◆ **Instruction**
Copy out all lines that carry the word "title".

* Start Input data *

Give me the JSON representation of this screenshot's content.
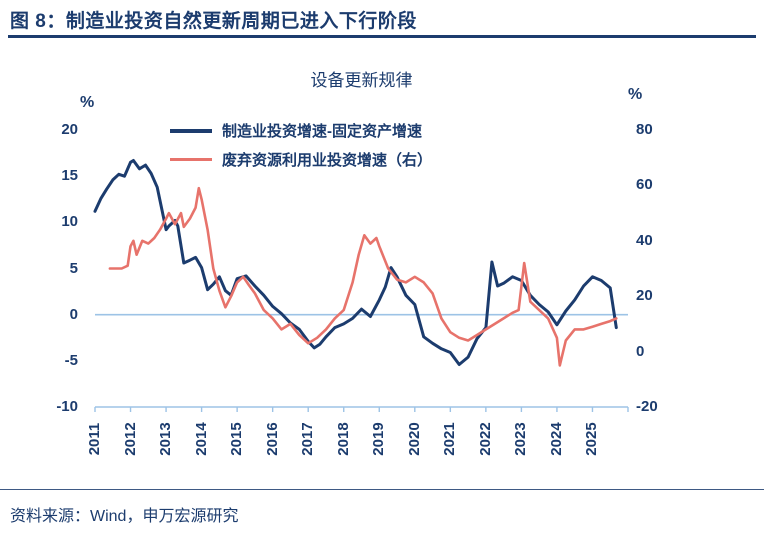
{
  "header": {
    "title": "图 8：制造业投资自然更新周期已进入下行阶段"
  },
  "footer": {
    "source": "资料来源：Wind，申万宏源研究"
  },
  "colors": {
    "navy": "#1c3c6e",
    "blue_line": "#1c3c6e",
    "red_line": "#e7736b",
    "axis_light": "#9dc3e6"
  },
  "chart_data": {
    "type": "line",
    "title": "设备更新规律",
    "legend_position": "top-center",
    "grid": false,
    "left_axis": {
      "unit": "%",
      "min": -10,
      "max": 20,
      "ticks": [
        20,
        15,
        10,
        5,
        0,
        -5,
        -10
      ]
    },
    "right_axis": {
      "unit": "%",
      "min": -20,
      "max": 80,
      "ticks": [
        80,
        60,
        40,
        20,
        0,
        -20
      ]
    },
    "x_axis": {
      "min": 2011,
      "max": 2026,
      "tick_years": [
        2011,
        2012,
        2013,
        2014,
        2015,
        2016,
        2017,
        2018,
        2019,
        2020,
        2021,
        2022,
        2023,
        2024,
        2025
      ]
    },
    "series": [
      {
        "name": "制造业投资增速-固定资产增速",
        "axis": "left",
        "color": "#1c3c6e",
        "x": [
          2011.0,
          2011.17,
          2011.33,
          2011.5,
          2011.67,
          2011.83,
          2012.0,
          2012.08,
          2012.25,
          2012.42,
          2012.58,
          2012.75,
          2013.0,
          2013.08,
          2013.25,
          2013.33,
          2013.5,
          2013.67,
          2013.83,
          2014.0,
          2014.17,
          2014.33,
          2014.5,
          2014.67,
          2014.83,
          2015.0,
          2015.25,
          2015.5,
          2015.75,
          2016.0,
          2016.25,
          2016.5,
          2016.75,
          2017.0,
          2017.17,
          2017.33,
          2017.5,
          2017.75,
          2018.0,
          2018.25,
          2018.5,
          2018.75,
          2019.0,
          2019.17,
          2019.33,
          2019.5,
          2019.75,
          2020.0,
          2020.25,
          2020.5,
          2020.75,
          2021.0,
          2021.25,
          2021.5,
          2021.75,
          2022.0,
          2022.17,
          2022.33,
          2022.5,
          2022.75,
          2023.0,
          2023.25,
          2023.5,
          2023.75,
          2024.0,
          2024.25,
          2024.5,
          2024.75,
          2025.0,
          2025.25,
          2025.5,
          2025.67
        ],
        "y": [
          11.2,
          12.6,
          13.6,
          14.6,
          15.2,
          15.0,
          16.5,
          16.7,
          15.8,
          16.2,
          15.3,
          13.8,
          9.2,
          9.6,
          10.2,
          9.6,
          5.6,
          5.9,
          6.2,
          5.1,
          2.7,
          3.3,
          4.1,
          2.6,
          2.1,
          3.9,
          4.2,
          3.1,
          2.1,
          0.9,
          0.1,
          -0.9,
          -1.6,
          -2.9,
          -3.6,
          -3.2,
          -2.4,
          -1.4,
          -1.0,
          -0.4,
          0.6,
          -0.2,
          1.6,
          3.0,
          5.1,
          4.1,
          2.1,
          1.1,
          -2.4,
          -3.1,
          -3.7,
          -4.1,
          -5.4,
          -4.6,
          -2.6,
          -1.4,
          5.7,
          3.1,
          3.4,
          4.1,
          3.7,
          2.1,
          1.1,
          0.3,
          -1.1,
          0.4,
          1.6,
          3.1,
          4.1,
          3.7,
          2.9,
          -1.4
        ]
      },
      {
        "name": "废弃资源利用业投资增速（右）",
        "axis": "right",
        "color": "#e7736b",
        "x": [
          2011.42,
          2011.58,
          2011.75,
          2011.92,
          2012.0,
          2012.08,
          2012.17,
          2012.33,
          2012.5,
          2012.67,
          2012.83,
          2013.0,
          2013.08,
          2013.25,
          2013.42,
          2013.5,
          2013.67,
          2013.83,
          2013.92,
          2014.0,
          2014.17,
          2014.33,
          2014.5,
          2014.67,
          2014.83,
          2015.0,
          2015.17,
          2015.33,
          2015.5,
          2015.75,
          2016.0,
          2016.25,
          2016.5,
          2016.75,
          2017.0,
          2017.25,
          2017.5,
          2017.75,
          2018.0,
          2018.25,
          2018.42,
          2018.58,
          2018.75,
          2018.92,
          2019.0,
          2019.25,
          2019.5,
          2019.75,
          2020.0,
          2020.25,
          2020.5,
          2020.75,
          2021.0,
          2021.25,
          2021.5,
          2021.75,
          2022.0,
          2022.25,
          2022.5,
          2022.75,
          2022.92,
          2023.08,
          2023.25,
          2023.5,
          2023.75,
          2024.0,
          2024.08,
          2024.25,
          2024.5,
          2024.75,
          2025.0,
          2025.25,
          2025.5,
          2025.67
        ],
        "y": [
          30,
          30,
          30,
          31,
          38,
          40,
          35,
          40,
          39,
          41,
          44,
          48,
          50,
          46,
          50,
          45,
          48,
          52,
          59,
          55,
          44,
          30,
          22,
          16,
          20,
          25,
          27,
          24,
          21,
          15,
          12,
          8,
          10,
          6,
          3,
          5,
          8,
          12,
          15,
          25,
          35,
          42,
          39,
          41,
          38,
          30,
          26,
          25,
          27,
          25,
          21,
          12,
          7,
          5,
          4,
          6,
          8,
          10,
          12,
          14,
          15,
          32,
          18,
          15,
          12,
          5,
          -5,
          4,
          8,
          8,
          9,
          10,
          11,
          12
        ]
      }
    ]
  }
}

* End Input data *

◆ **Reply to the exercise**
    "title": "图 8：制造业投资自然更新周期已进入下行阶段"
    "title": "设备更新规律",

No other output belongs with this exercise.